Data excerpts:
______

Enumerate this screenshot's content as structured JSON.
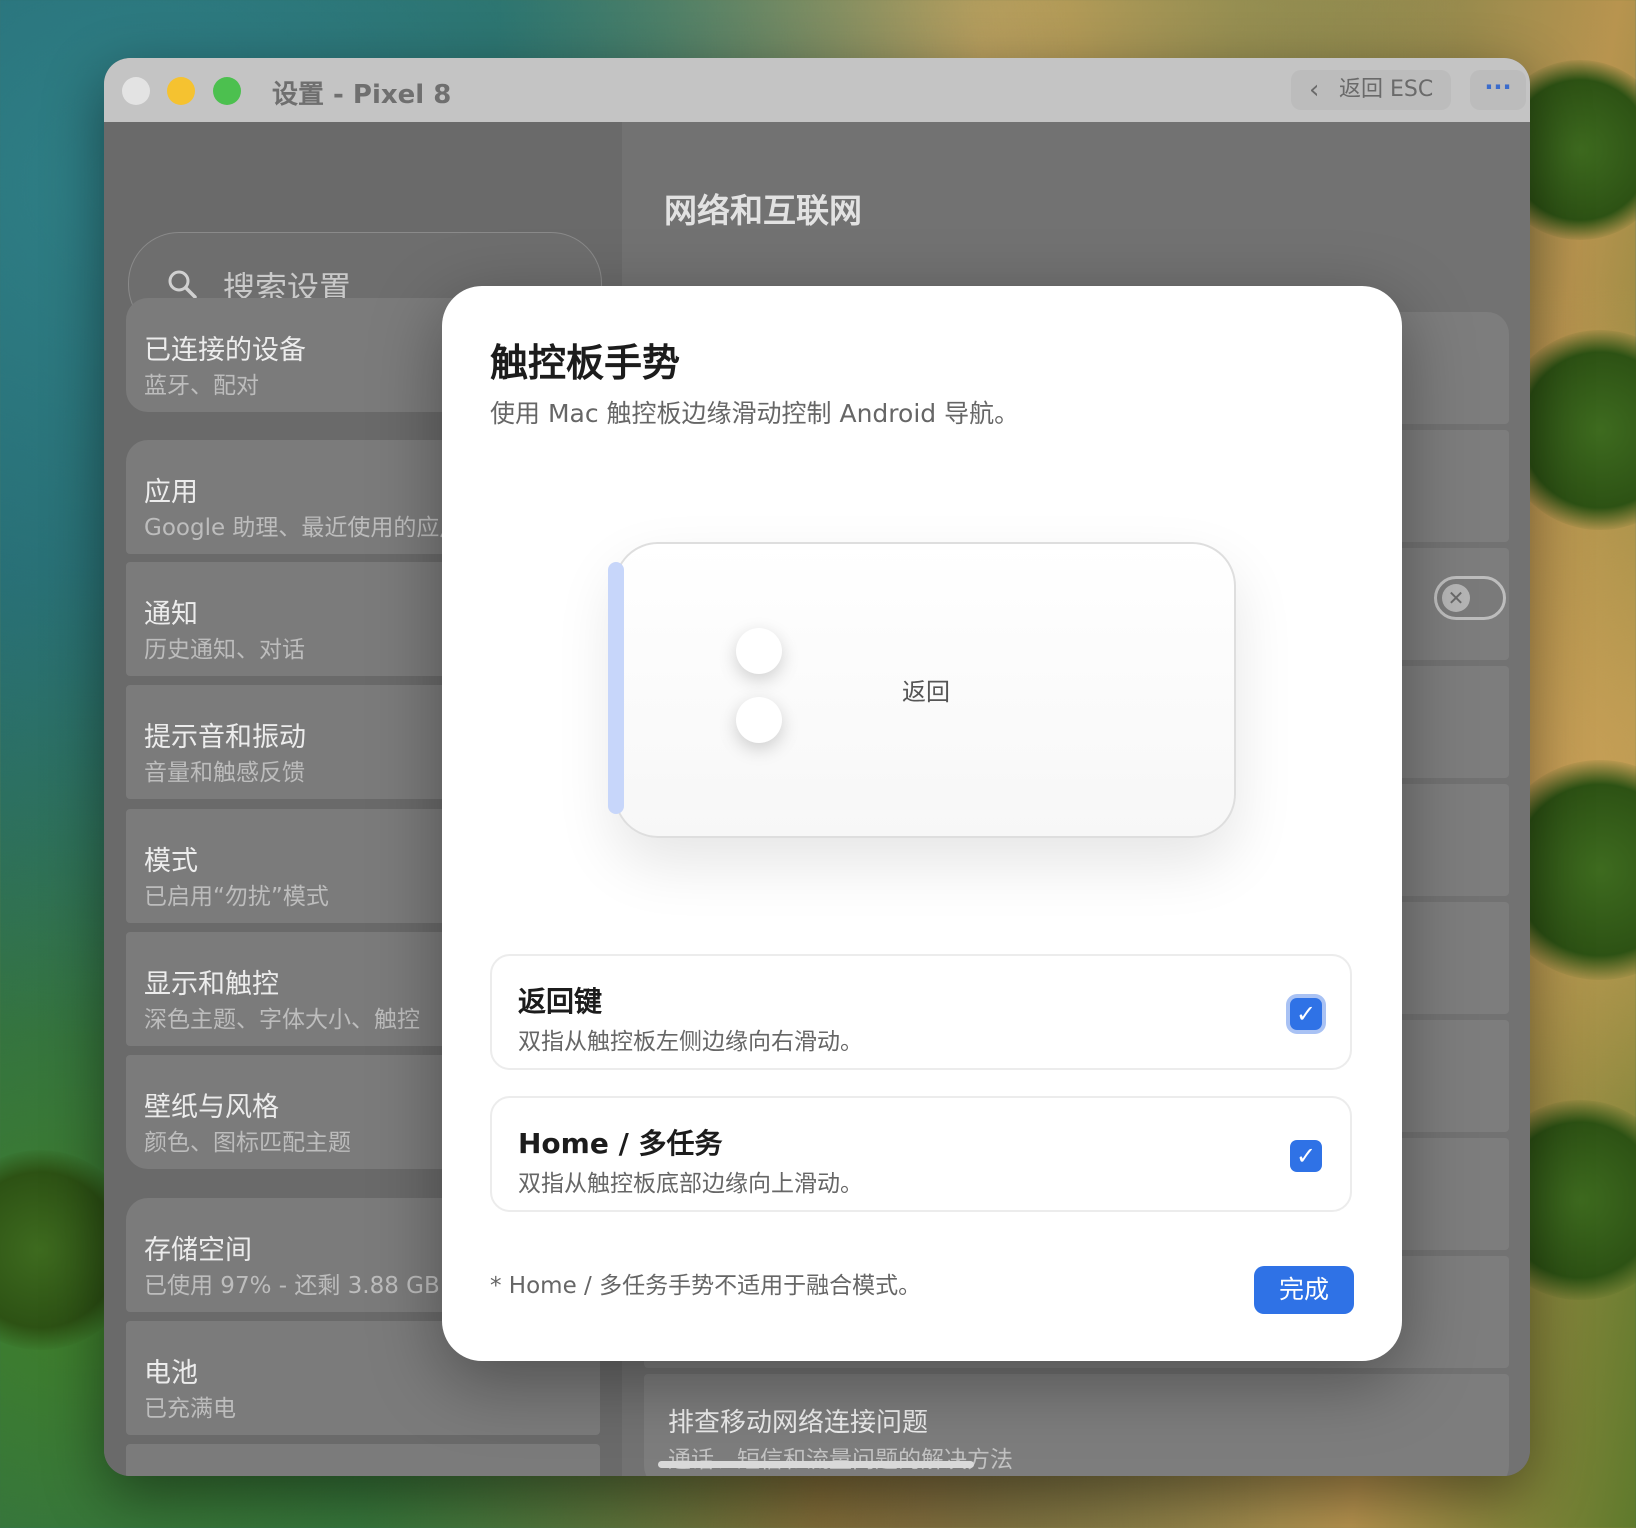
{
  "window": {
    "title": "设置 - Pixel 8",
    "back_label": "返回 ESC",
    "more_label": "···"
  },
  "sidebar": {
    "search_placeholder": "搜索设置",
    "items": [
      {
        "title": "已连接的设备",
        "subtitle": "蓝牙、配对"
      },
      {
        "title": "应用",
        "subtitle": "Google 助理、最近使用的应用、默认应用"
      },
      {
        "title": "通知",
        "subtitle": "历史通知、对话"
      },
      {
        "title": "提示音和振动",
        "subtitle": "音量和触感反馈"
      },
      {
        "title": "模式",
        "subtitle": "已启用“勿扰”模式"
      },
      {
        "title": "显示和触控",
        "subtitle": "深色主题、字体大小、触控"
      },
      {
        "title": "壁纸与风格",
        "subtitle": "颜色、图标匹配主题"
      },
      {
        "title": "存储空间",
        "subtitle": "已使用 97% - 还剩 3.88 GB"
      },
      {
        "title": "电池",
        "subtitle": "已充满电"
      }
    ]
  },
  "main": {
    "title": "网络和互联网",
    "last_card": {
      "title": "排查移动网络连接问题",
      "subtitle": "通话、短信和流量问题的解决方法"
    },
    "toggle_state": "off"
  },
  "dialog": {
    "title": "触控板手势",
    "subtitle": "使用 Mac 触控板边缘滑动控制 Android 导航。",
    "illustration_label": "返回",
    "options": [
      {
        "title": "返回键",
        "subtitle": "双指从触控板左侧边缘向右滑动。",
        "checked": true
      },
      {
        "title": "Home / 多任务",
        "subtitle": "双指从触控板底部边缘向上滑动。",
        "checked": true
      }
    ],
    "footnote": "* Home / 多任务手势不适用于融合模式。",
    "done_label": "完成"
  },
  "icons": {
    "search": "search-icon",
    "back": "chevron-left-icon",
    "check": "checkmark-icon",
    "toggle_off": "x-icon"
  },
  "colors": {
    "accent": "#2f72e6",
    "close": "#e3e3e3",
    "minimize": "#f5c230",
    "maximize": "#4cc04f"
  }
}
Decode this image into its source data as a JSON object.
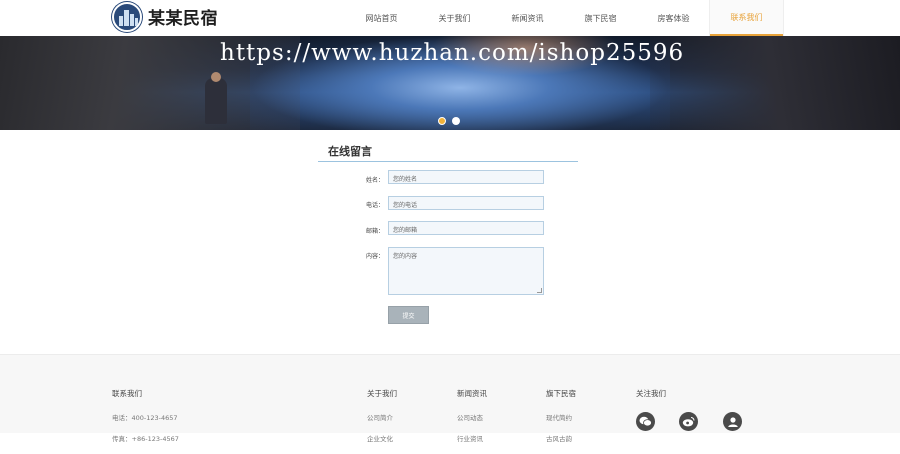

______

EXERCISE REQUIREMENTS:
Strip the images and reproduce the remaining records precisely.

TASK OUTPUT:
Enumerate this screenshot's content as structured JSON.
{
  "window": {
    "title": "设置 - Pixel 8",
    "back_label": "返回 ESC",
    "more_label": "···"
  },
  "sidebar": {
    "search_placeholder": "搜索设置",
    "items": [
      {
        "title": "已连接的设备",
        "subtitle": "蓝牙、配对"
      },
      {
        "title": "应用",
        "subtitle": "Google 助理、最近使用的应用、默认应用"
      },
      {
        "title": "通知",
        "subtitle": "历史通知、对话"
      },
      {
        "title": "提示音和振动",
        "subtitle": "音量和触感反馈"
      },
      {
        "title": "模式",
        "subtitle": "已启用“勿扰”模式"
      },
      {
        "title": "显示和触控",
        "subtitle": "深色主题、字体大小、触控"
      },
      {
        "title": "壁纸与风格",
        "subtitle": "颜色、图标匹配主题"
      },
      {
        "title": "存储空间",
        "subtitle": "已使用 97% - 还剩 3.88 GB"
      },
      {
        "title": "电池",
        "subtitle": "已充满电"
      }
    ]
  },
  "main": {
    "title": "网络和互联网",
    "last_card": {
      "title": "排查移动网络连接问题",
      "subtitle": "通话、短信和流量问题的解决方法"
    },
    "toggle_state": "off"
  },
  "dialog": {
    "title": "触控板手势",
    "subtitle": "使用 Mac 触控板边缘滑动控制 Android 导航。",
    "illustration_label": "返回",
    "options": [
      {
        "title": "返回键",
        "subtitle": "双指从触控板左侧边缘向右滑动。",
        "checked": true
      },
      {
        "title": "Home / 多任务",
        "subtitle": "双指从触控板底部边缘向上滑动。",
        "checked": true
      }
    ],
    "footnote": "* Home / 多任务手势不适用于融合模式。",
    "done_label": "完成"
  },
  "icons": {
    "search": "search-icon",
    "back": "chevron-left-icon",
    "check": "checkmark-icon",
    "toggle_off": "x-icon"
  },
  "colors": {
    "accent": "#2f72e6",
    "close": "#e3e3e3",
    "minimize": "#f5c230",
    "maximize": "#4cc04f"
  }
}
Decode this image into its source data as a JSON object.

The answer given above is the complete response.